### Task to complete
Gather up all lines that carry the word "Small".

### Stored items
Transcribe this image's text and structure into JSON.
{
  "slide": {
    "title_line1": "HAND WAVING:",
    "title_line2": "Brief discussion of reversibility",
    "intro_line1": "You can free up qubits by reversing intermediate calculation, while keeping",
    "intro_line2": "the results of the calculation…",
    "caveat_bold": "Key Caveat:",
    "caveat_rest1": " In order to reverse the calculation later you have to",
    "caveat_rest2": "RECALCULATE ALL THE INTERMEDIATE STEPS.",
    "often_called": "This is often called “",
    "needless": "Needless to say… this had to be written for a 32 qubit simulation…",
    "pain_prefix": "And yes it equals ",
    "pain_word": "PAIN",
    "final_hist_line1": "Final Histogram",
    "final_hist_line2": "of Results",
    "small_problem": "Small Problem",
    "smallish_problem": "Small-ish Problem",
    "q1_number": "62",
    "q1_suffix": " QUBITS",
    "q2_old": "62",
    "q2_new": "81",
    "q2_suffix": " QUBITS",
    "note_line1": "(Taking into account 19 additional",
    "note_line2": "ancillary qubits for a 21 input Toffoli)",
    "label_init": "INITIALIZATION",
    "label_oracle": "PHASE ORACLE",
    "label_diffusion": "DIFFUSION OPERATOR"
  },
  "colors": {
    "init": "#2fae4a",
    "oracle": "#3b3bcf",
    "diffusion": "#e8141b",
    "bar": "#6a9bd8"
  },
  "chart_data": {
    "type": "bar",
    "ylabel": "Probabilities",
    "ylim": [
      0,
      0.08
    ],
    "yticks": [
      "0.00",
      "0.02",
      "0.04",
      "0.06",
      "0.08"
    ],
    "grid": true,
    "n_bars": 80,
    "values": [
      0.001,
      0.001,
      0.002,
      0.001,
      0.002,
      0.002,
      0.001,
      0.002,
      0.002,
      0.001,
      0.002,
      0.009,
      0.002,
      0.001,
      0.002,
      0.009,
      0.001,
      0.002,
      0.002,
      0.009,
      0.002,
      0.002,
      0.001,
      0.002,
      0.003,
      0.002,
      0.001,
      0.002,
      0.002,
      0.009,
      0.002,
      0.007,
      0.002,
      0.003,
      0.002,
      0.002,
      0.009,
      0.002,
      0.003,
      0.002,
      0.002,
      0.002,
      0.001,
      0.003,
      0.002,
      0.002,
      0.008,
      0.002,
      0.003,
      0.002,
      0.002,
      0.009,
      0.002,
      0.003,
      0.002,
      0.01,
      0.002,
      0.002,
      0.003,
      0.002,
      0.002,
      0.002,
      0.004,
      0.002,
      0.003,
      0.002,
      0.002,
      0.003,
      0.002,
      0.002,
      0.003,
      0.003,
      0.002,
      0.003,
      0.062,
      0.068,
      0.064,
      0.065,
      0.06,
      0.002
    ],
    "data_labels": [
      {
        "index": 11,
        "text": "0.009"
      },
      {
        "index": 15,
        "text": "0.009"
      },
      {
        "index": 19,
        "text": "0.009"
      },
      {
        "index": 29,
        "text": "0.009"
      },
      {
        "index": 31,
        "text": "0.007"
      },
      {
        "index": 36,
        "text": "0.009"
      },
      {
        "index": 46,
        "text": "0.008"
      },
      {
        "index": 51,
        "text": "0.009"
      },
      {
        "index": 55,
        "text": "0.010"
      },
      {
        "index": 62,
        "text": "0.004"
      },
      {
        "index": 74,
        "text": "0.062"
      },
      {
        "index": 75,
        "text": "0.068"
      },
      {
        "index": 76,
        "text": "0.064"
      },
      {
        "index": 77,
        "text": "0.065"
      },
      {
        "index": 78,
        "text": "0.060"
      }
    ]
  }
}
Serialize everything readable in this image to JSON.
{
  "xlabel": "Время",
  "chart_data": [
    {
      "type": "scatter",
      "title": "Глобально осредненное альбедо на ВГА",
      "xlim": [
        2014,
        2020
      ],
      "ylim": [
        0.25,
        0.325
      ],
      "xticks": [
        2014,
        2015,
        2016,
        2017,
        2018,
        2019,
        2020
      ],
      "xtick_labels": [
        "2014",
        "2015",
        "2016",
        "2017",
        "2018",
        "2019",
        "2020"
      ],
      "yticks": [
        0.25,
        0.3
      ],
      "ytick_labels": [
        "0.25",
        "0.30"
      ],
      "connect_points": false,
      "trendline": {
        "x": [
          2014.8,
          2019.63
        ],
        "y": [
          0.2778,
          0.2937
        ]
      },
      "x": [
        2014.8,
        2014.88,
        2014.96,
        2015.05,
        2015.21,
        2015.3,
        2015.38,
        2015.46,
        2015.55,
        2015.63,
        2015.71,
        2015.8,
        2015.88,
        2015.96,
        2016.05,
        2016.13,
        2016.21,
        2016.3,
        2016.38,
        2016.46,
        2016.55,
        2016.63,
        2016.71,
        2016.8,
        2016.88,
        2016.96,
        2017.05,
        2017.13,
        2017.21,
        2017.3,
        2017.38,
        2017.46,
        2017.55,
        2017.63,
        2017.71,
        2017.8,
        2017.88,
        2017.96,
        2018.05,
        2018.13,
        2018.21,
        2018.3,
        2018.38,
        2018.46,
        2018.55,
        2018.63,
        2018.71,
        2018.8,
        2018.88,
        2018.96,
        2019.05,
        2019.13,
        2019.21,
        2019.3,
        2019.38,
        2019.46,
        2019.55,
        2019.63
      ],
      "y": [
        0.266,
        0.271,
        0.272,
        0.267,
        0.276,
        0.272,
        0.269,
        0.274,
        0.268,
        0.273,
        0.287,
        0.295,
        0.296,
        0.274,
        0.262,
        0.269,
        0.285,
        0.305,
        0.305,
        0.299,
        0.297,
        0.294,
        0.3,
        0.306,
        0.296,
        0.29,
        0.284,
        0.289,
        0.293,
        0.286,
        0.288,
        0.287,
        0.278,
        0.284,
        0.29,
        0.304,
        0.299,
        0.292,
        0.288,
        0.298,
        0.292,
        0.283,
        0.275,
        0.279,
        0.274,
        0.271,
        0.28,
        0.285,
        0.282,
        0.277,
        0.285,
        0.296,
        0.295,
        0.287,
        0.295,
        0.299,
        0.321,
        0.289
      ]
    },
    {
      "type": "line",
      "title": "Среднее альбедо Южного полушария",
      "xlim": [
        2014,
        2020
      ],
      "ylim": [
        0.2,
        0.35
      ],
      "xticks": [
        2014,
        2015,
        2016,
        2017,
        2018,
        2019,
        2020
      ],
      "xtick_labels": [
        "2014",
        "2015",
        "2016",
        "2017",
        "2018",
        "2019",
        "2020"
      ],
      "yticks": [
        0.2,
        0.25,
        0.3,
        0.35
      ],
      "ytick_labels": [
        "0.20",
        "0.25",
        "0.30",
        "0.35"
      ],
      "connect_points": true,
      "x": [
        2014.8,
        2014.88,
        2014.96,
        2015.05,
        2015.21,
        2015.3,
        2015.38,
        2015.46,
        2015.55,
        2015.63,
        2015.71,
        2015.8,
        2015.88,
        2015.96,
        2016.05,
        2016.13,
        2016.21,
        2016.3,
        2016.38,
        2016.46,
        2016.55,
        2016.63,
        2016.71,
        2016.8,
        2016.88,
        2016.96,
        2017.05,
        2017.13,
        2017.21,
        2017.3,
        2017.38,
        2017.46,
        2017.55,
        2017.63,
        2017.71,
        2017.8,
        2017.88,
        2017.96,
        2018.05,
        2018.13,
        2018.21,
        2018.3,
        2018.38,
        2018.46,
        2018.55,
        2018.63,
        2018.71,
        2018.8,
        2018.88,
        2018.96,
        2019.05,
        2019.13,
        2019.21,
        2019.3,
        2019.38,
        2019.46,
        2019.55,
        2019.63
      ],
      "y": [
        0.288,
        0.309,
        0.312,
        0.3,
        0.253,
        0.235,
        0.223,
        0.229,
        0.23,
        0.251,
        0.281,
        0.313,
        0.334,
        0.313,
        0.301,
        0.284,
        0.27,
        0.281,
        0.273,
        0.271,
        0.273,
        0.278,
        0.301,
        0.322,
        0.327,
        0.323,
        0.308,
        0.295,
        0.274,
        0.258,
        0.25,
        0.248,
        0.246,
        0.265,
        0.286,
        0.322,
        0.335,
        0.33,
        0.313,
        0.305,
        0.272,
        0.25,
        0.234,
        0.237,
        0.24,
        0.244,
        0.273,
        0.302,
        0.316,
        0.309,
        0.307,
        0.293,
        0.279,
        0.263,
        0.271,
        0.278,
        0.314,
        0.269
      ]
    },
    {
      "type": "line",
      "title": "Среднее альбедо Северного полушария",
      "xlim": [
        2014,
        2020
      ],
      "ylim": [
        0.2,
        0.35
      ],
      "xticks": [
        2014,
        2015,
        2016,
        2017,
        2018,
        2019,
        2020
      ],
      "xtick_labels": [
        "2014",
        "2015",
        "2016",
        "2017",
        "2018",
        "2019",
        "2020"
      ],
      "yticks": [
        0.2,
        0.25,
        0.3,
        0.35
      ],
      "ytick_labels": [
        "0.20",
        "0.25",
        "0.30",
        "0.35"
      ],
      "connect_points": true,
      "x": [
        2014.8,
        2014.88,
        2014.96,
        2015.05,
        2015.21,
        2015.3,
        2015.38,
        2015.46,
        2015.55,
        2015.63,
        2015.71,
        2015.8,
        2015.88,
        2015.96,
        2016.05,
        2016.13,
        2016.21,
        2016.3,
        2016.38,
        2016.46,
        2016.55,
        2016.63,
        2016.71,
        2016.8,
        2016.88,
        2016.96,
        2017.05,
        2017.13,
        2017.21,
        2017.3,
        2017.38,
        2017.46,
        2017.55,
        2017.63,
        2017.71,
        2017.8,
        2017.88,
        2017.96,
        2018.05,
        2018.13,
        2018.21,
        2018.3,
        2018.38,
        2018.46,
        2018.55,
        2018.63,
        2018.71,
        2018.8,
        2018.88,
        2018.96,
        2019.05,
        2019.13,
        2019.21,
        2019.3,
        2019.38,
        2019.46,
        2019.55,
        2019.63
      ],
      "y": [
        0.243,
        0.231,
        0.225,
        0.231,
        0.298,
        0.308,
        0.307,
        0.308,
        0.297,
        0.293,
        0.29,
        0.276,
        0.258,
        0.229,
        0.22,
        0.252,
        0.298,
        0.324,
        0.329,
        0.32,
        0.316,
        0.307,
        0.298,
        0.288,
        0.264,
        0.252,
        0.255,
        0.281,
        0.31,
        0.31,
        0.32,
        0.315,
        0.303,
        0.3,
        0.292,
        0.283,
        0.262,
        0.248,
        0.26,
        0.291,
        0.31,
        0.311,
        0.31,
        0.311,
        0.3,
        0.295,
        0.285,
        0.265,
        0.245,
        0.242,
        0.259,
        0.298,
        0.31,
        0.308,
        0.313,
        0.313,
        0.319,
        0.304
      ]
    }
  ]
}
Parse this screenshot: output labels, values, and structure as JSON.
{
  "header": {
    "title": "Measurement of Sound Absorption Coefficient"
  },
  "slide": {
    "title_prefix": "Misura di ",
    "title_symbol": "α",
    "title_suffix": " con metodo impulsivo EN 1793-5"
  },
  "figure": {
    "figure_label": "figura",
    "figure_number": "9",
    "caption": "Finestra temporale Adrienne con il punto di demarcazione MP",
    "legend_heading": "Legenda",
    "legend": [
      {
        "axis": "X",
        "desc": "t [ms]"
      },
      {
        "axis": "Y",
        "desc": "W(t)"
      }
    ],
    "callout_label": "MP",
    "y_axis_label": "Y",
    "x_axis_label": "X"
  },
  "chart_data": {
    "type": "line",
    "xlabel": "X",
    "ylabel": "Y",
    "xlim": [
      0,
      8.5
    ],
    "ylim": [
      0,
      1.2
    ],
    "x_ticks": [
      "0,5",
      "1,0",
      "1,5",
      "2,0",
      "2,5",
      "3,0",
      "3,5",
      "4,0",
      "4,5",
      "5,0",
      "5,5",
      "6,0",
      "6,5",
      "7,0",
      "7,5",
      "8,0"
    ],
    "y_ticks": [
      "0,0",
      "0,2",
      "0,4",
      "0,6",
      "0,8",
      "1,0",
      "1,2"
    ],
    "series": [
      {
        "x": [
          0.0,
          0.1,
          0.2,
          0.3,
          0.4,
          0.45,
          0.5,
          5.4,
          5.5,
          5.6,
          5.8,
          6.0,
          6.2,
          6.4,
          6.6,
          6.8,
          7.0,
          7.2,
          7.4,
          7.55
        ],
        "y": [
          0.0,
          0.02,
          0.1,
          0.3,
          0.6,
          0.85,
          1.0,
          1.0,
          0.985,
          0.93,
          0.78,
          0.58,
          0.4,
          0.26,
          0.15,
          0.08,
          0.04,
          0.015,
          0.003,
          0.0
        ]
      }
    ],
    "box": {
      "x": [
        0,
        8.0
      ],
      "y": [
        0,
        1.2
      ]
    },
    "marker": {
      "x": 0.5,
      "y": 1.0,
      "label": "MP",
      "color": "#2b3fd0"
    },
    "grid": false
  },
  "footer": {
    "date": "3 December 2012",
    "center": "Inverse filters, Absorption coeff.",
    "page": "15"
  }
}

### Answer below
    "small_problem": "Small Problem",
    "smallish_problem": "Small-ish Problem",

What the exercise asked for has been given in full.